**GIVEN INSTRUCTION:** What follows is a set of entries. Give them again exactly, without the pictures.

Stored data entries
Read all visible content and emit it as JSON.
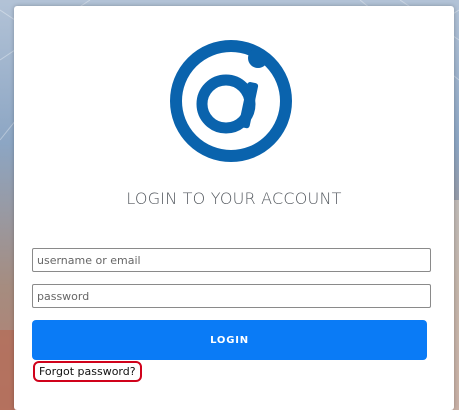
{
  "login": {
    "title": "LOGIN TO YOUR ACCOUNT",
    "username_placeholder": "username or email",
    "password_placeholder": "password",
    "login_label": "LOGIN",
    "forgot_label": "Forgot password?"
  },
  "logo": {
    "icon": "at-sign-logo-icon",
    "color": "#0a63ad"
  },
  "colors": {
    "accent": "#0a7bf6",
    "highlight": "#d0021b"
  }
}
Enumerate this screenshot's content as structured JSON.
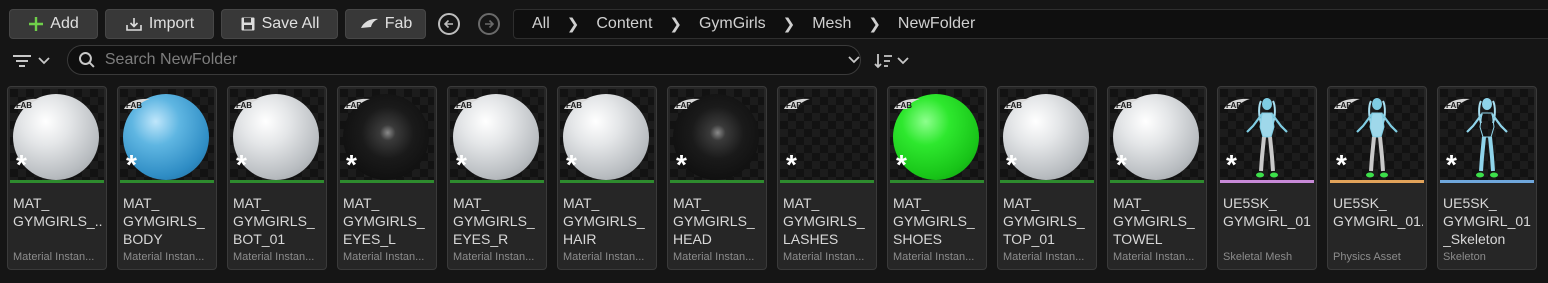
{
  "toolbar": {
    "add_label": "Add",
    "import_label": "Import",
    "save_all_label": "Save All",
    "fab_label": "Fab"
  },
  "breadcrumb": [
    "All",
    "Content",
    "GymGirls",
    "Mesh",
    "NewFolder"
  ],
  "search": {
    "placeholder": "Search NewFolder",
    "value": ""
  },
  "colors": {
    "material": "#2e8b2e",
    "skeletal_mesh": "#c88ad8",
    "physics_asset": "#e2a35a",
    "skeleton": "#6fa7dc",
    "add_accent": "#6fcf4a"
  },
  "assets": [
    {
      "name": "MAT_\nGYMGIRLS_...",
      "type": "Material Instan...",
      "preview": "sphere",
      "sphere_color": "white"
    },
    {
      "name": "MAT_\nGYMGIRLS_\nBODY",
      "type": "Material Instan...",
      "preview": "sphere",
      "sphere_color": "blue"
    },
    {
      "name": "MAT_\nGYMGIRLS_\nBOT_01",
      "type": "Material Instan...",
      "preview": "sphere",
      "sphere_color": "white"
    },
    {
      "name": "MAT_\nGYMGIRLS_\nEYES_L",
      "type": "Material Instan...",
      "preview": "sphere",
      "sphere_color": "black"
    },
    {
      "name": "MAT_\nGYMGIRLS_\nEYES_R",
      "type": "Material Instan...",
      "preview": "sphere",
      "sphere_color": "white"
    },
    {
      "name": "MAT_\nGYMGIRLS_\nHAIR",
      "type": "Material Instan...",
      "preview": "sphere",
      "sphere_color": "white"
    },
    {
      "name": "MAT_\nGYMGIRLS_\nHEAD",
      "type": "Material Instan...",
      "preview": "sphere",
      "sphere_color": "black"
    },
    {
      "name": "MAT_\nGYMGIRLS_\nLASHES",
      "type": "Material Instan...",
      "preview": "empty",
      "sphere_color": ""
    },
    {
      "name": "MAT_\nGYMGIRLS_\nSHOES",
      "type": "Material Instan...",
      "preview": "sphere",
      "sphere_color": "green"
    },
    {
      "name": "MAT_\nGYMGIRLS_\nTOP_01",
      "type": "Material Instan...",
      "preview": "sphere",
      "sphere_color": "white"
    },
    {
      "name": "MAT_\nGYMGIRLS_\nTOWEL",
      "type": "Material Instan...",
      "preview": "sphere",
      "sphere_color": "white"
    },
    {
      "name": "UE5SK_\nGYMGIRL_01",
      "type": "Skeletal Mesh",
      "preview": "character",
      "sphere_color": ""
    },
    {
      "name": "UE5SK_\nGYMGIRL_01...",
      "type": "Physics Asset",
      "preview": "character",
      "sphere_color": ""
    },
    {
      "name": "UE5SK_\nGYMGIRL_01\n_Skeleton",
      "type": "Skeleton",
      "preview": "skeleton",
      "sphere_color": ""
    }
  ]
}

**WRITTEN ANSWER:**
Read all visible content and emit it as JSON.
{
  "login": {
    "title": "LOGIN TO YOUR ACCOUNT",
    "username_placeholder": "username or email",
    "password_placeholder": "password",
    "login_label": "LOGIN",
    "forgot_label": "Forgot password?"
  },
  "logo": {
    "icon": "at-sign-logo-icon",
    "color": "#0a63ad"
  },
  "colors": {
    "accent": "#0a7bf6",
    "highlight": "#d0021b"
  }
}
Enumerate this screenshot's content as structured JSON.
{
  "toolbar": {
    "add_label": "Add",
    "import_label": "Import",
    "save_all_label": "Save All",
    "fab_label": "Fab"
  },
  "breadcrumb": [
    "All",
    "Content",
    "GymGirls",
    "Mesh",
    "NewFolder"
  ],
  "search": {
    "placeholder": "Search NewFolder",
    "value": ""
  },
  "colors": {
    "material": "#2e8b2e",
    "skeletal_mesh": "#c88ad8",
    "physics_asset": "#e2a35a",
    "skeleton": "#6fa7dc",
    "add_accent": "#6fcf4a"
  },
  "assets": [
    {
      "name": "MAT_\nGYMGIRLS_...",
      "type": "Material Instan...",
      "preview": "sphere",
      "sphere_color": "white"
    },
    {
      "name": "MAT_\nGYMGIRLS_\nBODY",
      "type": "Material Instan...",
      "preview": "sphere",
      "sphere_color": "blue"
    },
    {
      "name": "MAT_\nGYMGIRLS_\nBOT_01",
      "type": "Material Instan...",
      "preview": "sphere",
      "sphere_color": "white"
    },
    {
      "name": "MAT_\nGYMGIRLS_\nEYES_L",
      "type": "Material Instan...",
      "preview": "sphere",
      "sphere_color": "black"
    },
    {
      "name": "MAT_\nGYMGIRLS_\nEYES_R",
      "type": "Material Instan...",
      "preview": "sphere",
      "sphere_color": "white"
    },
    {
      "name": "MAT_\nGYMGIRLS_\nHAIR",
      "type": "Material Instan...",
      "preview": "sphere",
      "sphere_color": "white"
    },
    {
      "name": "MAT_\nGYMGIRLS_\nHEAD",
      "type": "Material Instan...",
      "preview": "sphere",
      "sphere_color": "black"
    },
    {
      "name": "MAT_\nGYMGIRLS_\nLASHES",
      "type": "Material Instan...",
      "preview": "empty",
      "sphere_color": ""
    },
    {
      "name": "MAT_\nGYMGIRLS_\nSHOES",
      "type": "Material Instan...",
      "preview": "sphere",
      "sphere_color": "green"
    },
    {
      "name": "MAT_\nGYMGIRLS_\nTOP_01",
      "type": "Material Instan...",
      "preview": "sphere",
      "sphere_color": "white"
    },
    {
      "name": "MAT_\nGYMGIRLS_\nTOWEL",
      "type": "Material Instan...",
      "preview": "sphere",
      "sphere_color": "white"
    },
    {
      "name": "UE5SK_\nGYMGIRL_01",
      "type": "Skeletal Mesh",
      "preview": "character",
      "sphere_color": ""
    },
    {
      "name": "UE5SK_\nGYMGIRL_01...",
      "type": "Physics Asset",
      "preview": "character",
      "sphere_color": ""
    },
    {
      "name": "UE5SK_\nGYMGIRL_01\n_Skeleton",
      "type": "Skeleton",
      "preview": "skeleton",
      "sphere_color": ""
    }
  ]
}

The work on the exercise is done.